Every entry needs to be reproduced exactly.

----------

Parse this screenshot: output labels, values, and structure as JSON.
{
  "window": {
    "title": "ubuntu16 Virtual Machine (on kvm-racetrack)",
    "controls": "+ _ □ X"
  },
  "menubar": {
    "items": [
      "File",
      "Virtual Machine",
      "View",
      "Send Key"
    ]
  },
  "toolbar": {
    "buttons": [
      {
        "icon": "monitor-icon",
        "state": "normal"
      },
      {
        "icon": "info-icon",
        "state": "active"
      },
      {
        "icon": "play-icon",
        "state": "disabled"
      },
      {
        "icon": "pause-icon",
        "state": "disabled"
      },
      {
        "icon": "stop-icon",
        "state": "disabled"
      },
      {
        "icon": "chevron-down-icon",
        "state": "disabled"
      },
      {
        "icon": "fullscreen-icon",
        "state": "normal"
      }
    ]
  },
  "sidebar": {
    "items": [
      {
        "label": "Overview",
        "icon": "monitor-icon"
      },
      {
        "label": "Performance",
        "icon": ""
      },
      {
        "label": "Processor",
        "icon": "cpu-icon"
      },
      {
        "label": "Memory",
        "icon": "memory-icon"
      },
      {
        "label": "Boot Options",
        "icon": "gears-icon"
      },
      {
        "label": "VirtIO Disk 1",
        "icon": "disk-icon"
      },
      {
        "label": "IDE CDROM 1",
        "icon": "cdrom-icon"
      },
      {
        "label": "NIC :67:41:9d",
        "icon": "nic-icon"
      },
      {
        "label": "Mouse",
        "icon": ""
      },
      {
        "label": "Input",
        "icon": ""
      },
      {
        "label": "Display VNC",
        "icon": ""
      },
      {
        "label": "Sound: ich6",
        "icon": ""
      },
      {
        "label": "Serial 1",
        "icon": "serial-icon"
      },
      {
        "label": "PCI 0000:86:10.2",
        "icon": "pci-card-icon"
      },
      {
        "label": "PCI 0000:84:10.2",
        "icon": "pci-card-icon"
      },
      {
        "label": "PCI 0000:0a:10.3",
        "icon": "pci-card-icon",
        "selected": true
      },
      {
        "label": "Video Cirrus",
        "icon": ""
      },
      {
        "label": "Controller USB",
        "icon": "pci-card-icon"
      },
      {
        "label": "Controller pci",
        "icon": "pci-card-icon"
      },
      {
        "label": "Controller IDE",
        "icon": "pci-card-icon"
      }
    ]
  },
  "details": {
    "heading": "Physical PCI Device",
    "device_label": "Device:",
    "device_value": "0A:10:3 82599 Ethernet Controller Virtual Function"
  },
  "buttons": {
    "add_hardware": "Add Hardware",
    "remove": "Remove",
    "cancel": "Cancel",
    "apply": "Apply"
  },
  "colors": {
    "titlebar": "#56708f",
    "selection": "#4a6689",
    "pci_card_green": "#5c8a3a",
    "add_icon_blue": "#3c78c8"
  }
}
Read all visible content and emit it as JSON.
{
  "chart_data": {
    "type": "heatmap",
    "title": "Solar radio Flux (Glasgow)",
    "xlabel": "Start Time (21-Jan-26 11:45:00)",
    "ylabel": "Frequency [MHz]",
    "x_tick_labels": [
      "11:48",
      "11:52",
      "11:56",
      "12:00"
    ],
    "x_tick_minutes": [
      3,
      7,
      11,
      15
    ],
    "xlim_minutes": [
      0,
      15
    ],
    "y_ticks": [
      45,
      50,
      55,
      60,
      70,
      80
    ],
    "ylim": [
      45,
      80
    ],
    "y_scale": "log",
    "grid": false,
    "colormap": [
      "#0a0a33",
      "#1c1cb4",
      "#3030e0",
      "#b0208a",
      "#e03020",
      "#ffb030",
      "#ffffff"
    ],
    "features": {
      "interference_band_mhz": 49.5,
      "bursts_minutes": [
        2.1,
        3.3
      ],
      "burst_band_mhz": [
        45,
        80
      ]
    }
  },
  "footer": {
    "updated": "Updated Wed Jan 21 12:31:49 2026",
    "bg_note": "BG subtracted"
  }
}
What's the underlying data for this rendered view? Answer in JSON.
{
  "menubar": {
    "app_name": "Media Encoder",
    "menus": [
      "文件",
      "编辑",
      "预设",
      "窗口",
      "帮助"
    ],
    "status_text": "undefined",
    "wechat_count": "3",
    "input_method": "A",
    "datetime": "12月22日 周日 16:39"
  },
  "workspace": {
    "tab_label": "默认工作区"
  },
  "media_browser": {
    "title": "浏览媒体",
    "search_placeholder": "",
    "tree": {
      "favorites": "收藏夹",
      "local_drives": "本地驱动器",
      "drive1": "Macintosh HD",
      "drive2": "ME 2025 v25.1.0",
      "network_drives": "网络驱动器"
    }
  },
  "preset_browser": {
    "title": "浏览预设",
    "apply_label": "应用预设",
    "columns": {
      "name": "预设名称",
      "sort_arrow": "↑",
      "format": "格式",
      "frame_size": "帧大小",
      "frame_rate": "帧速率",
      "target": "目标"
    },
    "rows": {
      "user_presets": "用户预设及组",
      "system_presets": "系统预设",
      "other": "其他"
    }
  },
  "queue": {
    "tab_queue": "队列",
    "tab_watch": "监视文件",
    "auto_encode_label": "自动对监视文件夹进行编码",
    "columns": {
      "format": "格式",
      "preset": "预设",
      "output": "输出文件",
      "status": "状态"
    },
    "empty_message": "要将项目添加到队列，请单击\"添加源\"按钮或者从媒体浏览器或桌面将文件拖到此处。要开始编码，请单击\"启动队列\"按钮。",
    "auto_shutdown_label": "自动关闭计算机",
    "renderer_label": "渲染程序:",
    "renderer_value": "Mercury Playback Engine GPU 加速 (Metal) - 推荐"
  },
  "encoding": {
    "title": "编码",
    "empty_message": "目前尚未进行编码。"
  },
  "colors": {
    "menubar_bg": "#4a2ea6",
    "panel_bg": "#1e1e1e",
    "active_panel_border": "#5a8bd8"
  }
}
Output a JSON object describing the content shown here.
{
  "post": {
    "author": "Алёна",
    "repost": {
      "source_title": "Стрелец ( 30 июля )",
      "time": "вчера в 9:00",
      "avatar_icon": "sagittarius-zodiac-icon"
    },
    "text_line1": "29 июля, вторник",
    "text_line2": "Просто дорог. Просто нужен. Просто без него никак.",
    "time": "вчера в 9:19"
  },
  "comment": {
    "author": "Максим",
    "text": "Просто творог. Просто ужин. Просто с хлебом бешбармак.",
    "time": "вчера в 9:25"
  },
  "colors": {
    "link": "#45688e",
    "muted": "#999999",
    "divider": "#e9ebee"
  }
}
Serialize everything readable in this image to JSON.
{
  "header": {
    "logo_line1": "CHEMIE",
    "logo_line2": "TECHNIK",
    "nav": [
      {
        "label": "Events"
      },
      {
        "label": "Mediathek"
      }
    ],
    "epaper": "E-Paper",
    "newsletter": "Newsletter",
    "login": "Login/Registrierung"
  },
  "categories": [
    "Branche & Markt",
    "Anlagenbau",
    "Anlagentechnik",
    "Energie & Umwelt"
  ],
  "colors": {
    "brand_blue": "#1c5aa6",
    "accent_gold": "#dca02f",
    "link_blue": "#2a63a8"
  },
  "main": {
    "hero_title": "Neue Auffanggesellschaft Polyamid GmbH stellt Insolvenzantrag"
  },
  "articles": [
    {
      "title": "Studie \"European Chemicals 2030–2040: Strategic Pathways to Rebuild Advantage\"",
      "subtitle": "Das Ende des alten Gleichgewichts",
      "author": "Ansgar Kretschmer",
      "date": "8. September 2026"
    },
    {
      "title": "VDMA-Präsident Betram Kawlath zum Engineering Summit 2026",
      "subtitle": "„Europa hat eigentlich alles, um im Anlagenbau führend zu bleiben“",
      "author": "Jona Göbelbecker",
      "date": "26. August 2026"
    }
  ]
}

----------

*Worked solution*:
Parse this screenshot: output labels, values, and structure as JSON.
{
  "window": {
    "title": "ubuntu16 Virtual Machine (on kvm-racetrack)",
    "controls": "+ _ □ X"
  },
  "menubar": {
    "items": [
      "File",
      "Virtual Machine",
      "View",
      "Send Key"
    ]
  },
  "toolbar": {
    "buttons": [
      {
        "icon": "monitor-icon",
        "state": "normal"
      },
      {
        "icon": "info-icon",
        "state": "active"
      },
      {
        "icon": "play-icon",
        "state": "disabled"
      },
      {
        "icon": "pause-icon",
        "state": "disabled"
      },
      {
        "icon": "stop-icon",
        "state": "disabled"
      },
      {
        "icon": "chevron-down-icon",
        "state": "disabled"
      },
      {
        "icon": "fullscreen-icon",
        "state": "normal"
      }
    ]
  },
  "sidebar": {
    "items": [
      {
        "label": "Overview",
        "icon": "monitor-icon"
      },
      {
        "label": "Performance",
        "icon": ""
      },
      {
        "label": "Processor",
        "icon": "cpu-icon"
      },
      {
        "label": "Memory",
        "icon": "memory-icon"
      },
      {
        "label": "Boot Options",
        "icon": "gears-icon"
      },
      {
        "label": "VirtIO Disk 1",
        "icon": "disk-icon"
      },
      {
        "label": "IDE CDROM 1",
        "icon": "cdrom-icon"
      },
      {
        "label": "NIC :67:41:9d",
        "icon": "nic-icon"
      },
      {
        "label": "Mouse",
        "icon": ""
      },
      {
        "label": "Input",
        "icon": ""
      },
      {
        "label": "Display VNC",
        "icon": ""
      },
      {
        "label": "Sound: ich6",
        "icon": ""
      },
      {
        "label": "Serial 1",
        "icon": "serial-icon"
      },
      {
        "label": "PCI 0000:86:10.2",
        "icon": "pci-card-icon"
      },
      {
        "label": "PCI 0000:84:10.2",
        "icon": "pci-card-icon"
      },
      {
        "label": "PCI 0000:0a:10.3",
        "icon": "pci-card-icon",
        "selected": true
      },
      {
        "label": "Video Cirrus",
        "icon": ""
      },
      {
        "label": "Controller USB",
        "icon": "pci-card-icon"
      },
      {
        "label": "Controller pci",
        "icon": "pci-card-icon"
      },
      {
        "label": "Controller IDE",
        "icon": "pci-card-icon"
      }
    ]
  },
  "details": {
    "heading": "Physical PCI Device",
    "device_label": "Device:",
    "device_value": "0A:10:3 82599 Ethernet Controller Virtual Function"
  },
  "buttons": {
    "add_hardware": "Add Hardware",
    "remove": "Remove",
    "cancel": "Cancel",
    "apply": "Apply"
  },
  "colors": {
    "titlebar": "#56708f",
    "selection": "#4a6689",
    "pci_card_green": "#5c8a3a",
    "add_icon_blue": "#3c78c8"
  }
}
Read all visible content and emit it as JSON.
{
  "chart_data": {
    "type": "heatmap",
    "title": "Solar radio Flux (Glasgow)",
    "xlabel": "Start Time (21-Jan-26 11:45:00)",
    "ylabel": "Frequency [MHz]",
    "x_tick_labels": [
      "11:48",
      "11:52",
      "11:56",
      "12:00"
    ],
    "x_tick_minutes": [
      3,
      7,
      11,
      15
    ],
    "xlim_minutes": [
      0,
      15
    ],
    "y_ticks": [
      45,
      50,
      55,
      60,
      70,
      80
    ],
    "ylim": [
      45,
      80
    ],
    "y_scale": "log",
    "grid": false,
    "colormap": [
      "#0a0a33",
      "#1c1cb4",
      "#3030e0",
      "#b0208a",
      "#e03020",
      "#ffb030",
      "#ffffff"
    ],
    "features": {
      "interference_band_mhz": 49.5,
      "bursts_minutes": [
        2.1,
        3.3
      ],
      "burst_band_mhz": [
        45,
        80
      ]
    }
  },
  "footer": {
    "updated": "Updated Wed Jan 21 12:31:49 2026",
    "bg_note": "BG subtracted"
  }
}
What's the underlying data for this rendered view? Answer in JSON.
{
  "menubar": {
    "app_name": "Media Encoder",
    "menus": [
      "文件",
      "编辑",
      "预设",
      "窗口",
      "帮助"
    ],
    "status_text": "undefined",
    "wechat_count": "3",
    "input_method": "A",
    "datetime": "12月22日 周日 16:39"
  },
  "workspace": {
    "tab_label": "默认工作区"
  },
  "media_browser": {
    "title": "浏览媒体",
    "search_placeholder": "",
    "tree": {
      "favorites": "收藏夹",
      "local_drives": "本地驱动器",
      "drive1": "Macintosh HD",
      "drive2": "ME 2025 v25.1.0",
      "network_drives": "网络驱动器"
    }
  },
  "preset_browser": {
    "title": "浏览预设",
    "apply_label": "应用预设",
    "columns": {
      "name": "预设名称",
      "sort_arrow": "↑",
      "format": "格式",
      "frame_size": "帧大小",
      "frame_rate": "帧速率",
      "target": "目标"
    },
    "rows": {
      "user_presets": "用户预设及组",
      "system_presets": "系统预设",
      "other": "其他"
    }
  },
  "queue": {
    "tab_queue": "队列",
    "tab_watch": "监视文件",
    "auto_encode_label": "自动对监视文件夹进行编码",
    "columns": {
      "format": "格式",
      "preset": "预设",
      "output": "输出文件",
      "status": "状态"
    },
    "empty_message": "要将项目添加到队列，请单击\"添加源\"按钮或者从媒体浏览器或桌面将文件拖到此处。要开始编码，请单击\"启动队列\"按钮。",
    "auto_shutdown_label": "自动关闭计算机",
    "renderer_label": "渲染程序:",
    "renderer_value": "Mercury Playback Engine GPU 加速 (Metal) - 推荐"
  },
  "encoding": {
    "title": "编码",
    "empty_message": "目前尚未进行编码。"
  },
  "colors": {
    "menubar_bg": "#4a2ea6",
    "panel_bg": "#1e1e1e",
    "active_panel_border": "#5a8bd8"
  }
}
Output a JSON object describing the content shown here.
{
  "post": {
    "author": "Алёна",
    "repost": {
      "source_title": "Стрелец ( 30 июля )",
      "time": "вчера в 9:00",
      "avatar_icon": "sagittarius-zodiac-icon"
    },
    "text_line1": "29 июля, вторник",
    "text_line2": "Просто дорог. Просто нужен. Просто без него никак.",
    "time": "вчера в 9:19"
  },
  "comment": {
    "author": "Максим",
    "text": "Просто творог. Просто ужин. Просто с хлебом бешбармак.",
    "time": "вчера в 9:25"
  },
  "colors": {
    "link": "#45688e",
    "muted": "#999999",
    "divider": "#e9ebee"
  }
}
Serialize everything readable in this image to JSON.
{
  "header": {
    "logo_line1": "CHEMIE",
    "logo_line2": "TECHNIK",
    "nav": [
      {
        "label": "Events"
      },
      {
        "label": "Mediathek"
      }
    ],
    "epaper": "E-Paper",
    "newsletter": "Newsletter",
    "login": "Login/Registrierung"
  },
  "categories": [
    "Branche & Markt",
    "Anlagenbau",
    "Anlagentechnik",
    "Energie & Umwelt"
  ],
  "colors": {
    "brand_blue": "#1c5aa6",
    "accent_gold": "#dca02f",
    "link_blue": "#2a63a8"
  },
  "main": {
    "hero_title": "Neue Auffanggesellschaft Polyamid GmbH stellt Insolvenzantrag"
  },
  "articles": [
    {
      "title": "Studie \"European Chemicals 2030–2040: Strategic Pathways to Rebuild Advantage\"",
      "subtitle": "Das Ende des alten Gleichgewichts",
      "author": "Ansgar Kretschmer",
      "date": "8. September 2026"
    },
    {
      "title": "VDMA-Präsident Betram Kawlath zum Engineering Summit 2026",
      "subtitle": "„Europa hat eigentlich alles, um im Anlagenbau führend zu bleiben“",
      "author": "Jona Göbelbecker",
      "date": "26. August 2026"
    }
  ]
}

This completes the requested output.